**Brief**
Copy out each line of the data that holds the word "Asset".

(Records from a collection)
○ ○ ○ ○ ○ ○ ○

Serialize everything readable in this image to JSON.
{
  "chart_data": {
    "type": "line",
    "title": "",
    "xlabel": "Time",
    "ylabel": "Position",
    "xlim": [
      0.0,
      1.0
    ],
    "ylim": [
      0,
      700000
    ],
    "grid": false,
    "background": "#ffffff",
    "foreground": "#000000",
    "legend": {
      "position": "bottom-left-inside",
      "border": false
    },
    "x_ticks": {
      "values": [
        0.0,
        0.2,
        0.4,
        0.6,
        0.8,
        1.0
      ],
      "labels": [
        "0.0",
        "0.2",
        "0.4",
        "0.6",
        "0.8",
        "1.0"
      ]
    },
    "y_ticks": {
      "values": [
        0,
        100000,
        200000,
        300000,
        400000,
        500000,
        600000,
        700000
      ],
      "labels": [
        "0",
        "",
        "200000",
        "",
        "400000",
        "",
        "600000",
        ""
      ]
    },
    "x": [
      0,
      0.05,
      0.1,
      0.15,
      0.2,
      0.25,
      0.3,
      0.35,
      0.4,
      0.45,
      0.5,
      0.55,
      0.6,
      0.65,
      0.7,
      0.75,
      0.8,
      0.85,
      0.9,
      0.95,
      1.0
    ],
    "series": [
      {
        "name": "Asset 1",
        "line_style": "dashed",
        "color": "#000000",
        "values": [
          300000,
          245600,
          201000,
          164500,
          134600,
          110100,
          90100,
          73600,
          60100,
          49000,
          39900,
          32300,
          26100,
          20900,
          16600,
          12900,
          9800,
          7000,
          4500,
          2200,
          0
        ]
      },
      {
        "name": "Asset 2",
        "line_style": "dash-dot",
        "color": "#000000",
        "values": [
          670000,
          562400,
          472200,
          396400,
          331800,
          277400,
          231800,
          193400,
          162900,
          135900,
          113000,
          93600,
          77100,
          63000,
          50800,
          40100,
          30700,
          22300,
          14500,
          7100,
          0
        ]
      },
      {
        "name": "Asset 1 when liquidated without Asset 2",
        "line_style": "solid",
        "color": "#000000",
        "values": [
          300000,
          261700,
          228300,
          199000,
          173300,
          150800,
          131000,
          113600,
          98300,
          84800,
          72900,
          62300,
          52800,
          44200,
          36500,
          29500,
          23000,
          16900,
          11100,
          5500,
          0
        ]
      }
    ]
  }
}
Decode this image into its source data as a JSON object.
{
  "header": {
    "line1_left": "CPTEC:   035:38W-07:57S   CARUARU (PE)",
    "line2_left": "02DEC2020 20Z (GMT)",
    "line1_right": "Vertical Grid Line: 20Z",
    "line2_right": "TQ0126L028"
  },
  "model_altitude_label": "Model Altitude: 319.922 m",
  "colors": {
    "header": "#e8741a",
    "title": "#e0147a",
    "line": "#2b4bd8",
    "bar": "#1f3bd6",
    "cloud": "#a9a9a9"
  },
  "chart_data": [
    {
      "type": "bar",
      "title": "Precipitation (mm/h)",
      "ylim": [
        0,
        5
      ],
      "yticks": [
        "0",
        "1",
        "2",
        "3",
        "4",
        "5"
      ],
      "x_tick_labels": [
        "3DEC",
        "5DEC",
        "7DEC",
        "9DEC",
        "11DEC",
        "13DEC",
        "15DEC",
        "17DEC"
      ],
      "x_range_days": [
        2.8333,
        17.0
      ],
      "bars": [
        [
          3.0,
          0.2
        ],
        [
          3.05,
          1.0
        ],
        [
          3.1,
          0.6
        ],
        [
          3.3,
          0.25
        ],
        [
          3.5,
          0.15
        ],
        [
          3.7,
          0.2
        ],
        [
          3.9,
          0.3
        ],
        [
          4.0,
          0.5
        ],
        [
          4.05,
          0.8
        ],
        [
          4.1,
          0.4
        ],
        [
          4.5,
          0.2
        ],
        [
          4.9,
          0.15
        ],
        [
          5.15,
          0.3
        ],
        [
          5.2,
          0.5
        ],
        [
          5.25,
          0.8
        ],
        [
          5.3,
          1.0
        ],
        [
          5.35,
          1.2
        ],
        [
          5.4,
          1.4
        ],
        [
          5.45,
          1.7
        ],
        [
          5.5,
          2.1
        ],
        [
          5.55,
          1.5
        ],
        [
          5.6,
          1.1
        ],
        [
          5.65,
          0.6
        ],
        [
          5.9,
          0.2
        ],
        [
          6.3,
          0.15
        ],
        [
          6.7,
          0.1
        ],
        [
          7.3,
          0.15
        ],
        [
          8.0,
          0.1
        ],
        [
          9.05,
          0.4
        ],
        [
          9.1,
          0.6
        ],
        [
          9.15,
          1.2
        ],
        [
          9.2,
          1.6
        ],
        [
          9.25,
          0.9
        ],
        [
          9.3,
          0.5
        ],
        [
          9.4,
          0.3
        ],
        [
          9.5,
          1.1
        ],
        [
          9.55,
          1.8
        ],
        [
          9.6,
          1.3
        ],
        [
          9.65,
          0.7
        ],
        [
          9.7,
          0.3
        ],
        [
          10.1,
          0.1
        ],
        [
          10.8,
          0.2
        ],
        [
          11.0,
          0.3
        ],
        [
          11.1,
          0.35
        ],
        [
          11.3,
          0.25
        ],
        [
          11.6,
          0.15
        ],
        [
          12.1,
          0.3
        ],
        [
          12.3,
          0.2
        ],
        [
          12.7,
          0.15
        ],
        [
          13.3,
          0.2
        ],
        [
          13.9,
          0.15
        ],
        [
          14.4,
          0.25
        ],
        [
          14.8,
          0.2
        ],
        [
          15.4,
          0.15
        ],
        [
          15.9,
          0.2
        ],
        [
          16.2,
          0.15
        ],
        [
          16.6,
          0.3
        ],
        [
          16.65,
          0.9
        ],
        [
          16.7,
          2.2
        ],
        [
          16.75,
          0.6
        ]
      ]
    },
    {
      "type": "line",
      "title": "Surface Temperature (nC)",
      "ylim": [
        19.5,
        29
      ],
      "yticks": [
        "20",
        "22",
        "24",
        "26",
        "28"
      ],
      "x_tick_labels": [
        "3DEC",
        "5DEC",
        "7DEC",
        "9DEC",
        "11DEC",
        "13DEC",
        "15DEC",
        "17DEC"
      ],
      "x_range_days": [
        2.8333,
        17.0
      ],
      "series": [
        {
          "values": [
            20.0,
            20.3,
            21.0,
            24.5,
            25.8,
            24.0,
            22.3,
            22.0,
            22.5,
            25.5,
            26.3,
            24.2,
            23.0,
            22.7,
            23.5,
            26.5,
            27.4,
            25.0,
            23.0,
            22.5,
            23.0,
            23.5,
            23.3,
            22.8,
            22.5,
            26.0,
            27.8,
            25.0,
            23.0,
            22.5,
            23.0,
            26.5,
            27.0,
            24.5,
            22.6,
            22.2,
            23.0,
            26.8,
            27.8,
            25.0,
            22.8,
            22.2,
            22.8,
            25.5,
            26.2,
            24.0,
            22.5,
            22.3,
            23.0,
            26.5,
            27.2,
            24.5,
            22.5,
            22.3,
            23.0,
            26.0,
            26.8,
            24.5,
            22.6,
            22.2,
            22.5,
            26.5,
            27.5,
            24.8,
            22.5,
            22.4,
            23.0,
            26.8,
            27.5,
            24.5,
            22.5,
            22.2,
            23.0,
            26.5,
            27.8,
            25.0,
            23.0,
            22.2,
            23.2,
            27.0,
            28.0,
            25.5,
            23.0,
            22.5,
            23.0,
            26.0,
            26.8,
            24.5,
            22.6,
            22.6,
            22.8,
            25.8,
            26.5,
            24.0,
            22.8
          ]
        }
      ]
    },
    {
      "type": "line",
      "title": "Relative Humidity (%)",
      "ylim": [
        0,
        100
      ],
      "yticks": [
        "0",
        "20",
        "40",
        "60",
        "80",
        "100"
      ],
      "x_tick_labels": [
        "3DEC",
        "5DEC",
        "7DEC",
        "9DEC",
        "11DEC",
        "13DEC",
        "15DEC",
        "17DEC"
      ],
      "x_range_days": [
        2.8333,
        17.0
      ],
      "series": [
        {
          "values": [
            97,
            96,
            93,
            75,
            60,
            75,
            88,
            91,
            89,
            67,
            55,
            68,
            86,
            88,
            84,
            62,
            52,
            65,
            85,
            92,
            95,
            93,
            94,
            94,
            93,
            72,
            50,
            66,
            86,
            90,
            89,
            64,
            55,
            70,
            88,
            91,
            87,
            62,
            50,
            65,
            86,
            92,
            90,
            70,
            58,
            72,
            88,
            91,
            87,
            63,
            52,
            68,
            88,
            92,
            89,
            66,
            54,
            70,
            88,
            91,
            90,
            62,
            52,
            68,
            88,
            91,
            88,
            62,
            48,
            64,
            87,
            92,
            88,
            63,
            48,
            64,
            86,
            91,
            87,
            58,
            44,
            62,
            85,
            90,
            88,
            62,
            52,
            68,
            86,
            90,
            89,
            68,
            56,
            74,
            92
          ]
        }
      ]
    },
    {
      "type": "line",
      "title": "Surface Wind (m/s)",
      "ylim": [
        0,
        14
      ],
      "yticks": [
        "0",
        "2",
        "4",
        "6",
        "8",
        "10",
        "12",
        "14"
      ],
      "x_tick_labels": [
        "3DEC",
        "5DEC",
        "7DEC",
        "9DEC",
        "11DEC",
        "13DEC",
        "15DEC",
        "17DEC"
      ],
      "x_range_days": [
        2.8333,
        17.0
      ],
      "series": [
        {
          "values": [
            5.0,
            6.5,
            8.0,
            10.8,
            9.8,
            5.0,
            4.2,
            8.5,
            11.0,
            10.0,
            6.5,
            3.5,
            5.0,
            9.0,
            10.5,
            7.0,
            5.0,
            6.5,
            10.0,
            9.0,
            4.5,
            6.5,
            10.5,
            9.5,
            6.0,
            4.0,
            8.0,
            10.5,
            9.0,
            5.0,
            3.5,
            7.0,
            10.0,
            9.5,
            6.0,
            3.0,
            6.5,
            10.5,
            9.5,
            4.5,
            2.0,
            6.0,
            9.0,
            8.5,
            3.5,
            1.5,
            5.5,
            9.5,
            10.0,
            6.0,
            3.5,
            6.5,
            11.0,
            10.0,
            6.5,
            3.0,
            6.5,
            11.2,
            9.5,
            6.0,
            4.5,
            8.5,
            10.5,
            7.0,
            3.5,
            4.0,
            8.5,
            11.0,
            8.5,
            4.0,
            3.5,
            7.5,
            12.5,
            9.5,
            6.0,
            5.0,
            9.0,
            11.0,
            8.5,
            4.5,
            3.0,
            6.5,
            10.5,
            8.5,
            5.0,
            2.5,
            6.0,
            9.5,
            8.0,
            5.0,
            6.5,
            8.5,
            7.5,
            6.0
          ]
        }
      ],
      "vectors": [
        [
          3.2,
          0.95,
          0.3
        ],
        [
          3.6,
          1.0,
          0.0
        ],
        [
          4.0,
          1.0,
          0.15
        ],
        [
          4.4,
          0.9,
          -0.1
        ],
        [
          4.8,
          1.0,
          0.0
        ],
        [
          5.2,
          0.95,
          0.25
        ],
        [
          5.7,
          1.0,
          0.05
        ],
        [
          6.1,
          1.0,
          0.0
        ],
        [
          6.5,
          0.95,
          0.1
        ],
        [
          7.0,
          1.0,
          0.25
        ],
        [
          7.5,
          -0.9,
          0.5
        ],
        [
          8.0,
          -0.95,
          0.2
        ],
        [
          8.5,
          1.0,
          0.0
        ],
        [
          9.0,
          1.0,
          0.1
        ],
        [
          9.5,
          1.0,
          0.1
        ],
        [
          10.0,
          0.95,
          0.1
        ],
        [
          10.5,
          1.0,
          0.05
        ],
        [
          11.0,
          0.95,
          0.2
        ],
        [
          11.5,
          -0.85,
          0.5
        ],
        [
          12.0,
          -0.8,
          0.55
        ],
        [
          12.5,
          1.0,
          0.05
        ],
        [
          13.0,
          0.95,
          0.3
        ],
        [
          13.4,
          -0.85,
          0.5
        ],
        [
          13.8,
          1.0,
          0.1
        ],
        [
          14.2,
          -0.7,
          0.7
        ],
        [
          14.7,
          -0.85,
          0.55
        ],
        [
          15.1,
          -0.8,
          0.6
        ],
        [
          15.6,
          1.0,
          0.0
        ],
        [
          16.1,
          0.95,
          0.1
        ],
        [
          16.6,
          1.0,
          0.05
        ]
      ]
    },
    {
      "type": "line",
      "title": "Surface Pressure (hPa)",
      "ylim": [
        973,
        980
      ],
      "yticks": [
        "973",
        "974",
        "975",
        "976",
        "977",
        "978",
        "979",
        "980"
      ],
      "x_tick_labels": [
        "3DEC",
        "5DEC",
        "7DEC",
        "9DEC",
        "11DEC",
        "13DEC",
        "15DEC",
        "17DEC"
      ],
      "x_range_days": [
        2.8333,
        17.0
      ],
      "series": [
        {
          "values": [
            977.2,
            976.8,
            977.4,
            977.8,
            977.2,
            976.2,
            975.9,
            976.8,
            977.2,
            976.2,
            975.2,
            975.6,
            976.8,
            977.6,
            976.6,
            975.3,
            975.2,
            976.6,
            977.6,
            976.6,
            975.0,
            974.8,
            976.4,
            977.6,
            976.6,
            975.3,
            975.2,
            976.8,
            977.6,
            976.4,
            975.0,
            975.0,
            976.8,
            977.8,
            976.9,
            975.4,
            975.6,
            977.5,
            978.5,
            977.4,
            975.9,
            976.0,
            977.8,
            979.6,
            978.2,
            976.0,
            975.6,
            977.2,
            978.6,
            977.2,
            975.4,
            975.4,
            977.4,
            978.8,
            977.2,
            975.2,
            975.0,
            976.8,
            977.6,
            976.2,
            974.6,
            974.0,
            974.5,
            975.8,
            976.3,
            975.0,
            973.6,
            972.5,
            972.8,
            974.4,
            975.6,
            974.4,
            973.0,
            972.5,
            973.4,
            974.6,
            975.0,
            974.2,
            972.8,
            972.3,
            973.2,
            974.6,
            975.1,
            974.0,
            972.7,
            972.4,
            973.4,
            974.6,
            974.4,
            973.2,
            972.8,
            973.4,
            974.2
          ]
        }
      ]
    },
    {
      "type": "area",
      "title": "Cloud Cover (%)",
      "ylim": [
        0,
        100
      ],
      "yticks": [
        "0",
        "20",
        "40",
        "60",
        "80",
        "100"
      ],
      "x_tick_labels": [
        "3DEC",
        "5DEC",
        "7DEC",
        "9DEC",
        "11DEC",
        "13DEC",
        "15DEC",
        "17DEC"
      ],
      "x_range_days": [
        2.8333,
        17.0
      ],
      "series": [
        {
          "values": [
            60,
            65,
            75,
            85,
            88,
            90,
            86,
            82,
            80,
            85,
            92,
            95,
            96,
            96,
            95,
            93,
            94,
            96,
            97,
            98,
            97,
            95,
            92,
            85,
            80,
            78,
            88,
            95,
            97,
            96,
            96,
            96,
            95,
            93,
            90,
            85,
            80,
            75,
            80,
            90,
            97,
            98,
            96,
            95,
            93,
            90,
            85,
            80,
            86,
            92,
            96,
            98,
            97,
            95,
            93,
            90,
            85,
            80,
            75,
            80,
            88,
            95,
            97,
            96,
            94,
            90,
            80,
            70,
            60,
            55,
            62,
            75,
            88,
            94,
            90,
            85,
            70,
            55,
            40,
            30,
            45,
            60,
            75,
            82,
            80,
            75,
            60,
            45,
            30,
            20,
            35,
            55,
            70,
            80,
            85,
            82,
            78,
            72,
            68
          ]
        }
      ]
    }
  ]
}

○ ○ ○ ○ ○ ○ ○

**Result for this task**
        "name": "Asset 1",
        "name": "Asset 2",
        "name": "Asset 1 when liquidated without Asset 2",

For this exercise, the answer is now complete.